• [Challenge]: From the data that follows, report how many lines hold the string "dengan", giving only the number.

• [Data in this exercise]:
** BEGIN **

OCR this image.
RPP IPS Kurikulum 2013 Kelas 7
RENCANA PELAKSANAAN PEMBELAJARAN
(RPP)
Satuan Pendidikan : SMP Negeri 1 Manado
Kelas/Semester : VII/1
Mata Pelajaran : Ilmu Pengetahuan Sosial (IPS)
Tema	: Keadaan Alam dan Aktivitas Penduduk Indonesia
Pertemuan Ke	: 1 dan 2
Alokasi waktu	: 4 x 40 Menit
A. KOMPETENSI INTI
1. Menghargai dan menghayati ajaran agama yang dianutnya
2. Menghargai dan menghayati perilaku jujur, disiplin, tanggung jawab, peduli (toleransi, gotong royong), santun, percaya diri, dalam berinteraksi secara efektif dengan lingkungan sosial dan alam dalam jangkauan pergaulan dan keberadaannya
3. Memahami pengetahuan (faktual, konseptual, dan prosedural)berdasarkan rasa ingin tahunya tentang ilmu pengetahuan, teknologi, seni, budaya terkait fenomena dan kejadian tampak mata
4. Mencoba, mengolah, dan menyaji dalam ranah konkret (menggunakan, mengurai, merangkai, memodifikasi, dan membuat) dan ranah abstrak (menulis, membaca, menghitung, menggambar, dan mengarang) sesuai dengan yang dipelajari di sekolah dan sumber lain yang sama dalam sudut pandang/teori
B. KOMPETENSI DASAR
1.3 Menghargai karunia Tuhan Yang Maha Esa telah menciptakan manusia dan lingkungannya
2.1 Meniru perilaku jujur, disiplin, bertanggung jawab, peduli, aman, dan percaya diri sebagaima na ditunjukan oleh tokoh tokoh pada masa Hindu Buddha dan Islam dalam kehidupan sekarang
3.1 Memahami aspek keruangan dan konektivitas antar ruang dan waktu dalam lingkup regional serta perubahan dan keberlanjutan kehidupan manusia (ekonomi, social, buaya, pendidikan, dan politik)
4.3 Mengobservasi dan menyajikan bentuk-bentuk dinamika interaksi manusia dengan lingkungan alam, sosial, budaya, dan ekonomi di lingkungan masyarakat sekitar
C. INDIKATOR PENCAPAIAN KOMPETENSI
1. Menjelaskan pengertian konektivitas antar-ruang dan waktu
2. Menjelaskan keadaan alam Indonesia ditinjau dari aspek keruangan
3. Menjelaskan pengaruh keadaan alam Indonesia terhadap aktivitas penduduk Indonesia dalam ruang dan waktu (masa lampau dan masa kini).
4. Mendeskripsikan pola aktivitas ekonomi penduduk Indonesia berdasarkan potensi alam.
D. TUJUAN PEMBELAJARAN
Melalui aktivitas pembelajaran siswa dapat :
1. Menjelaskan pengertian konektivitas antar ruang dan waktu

** END **

• [Result]: 3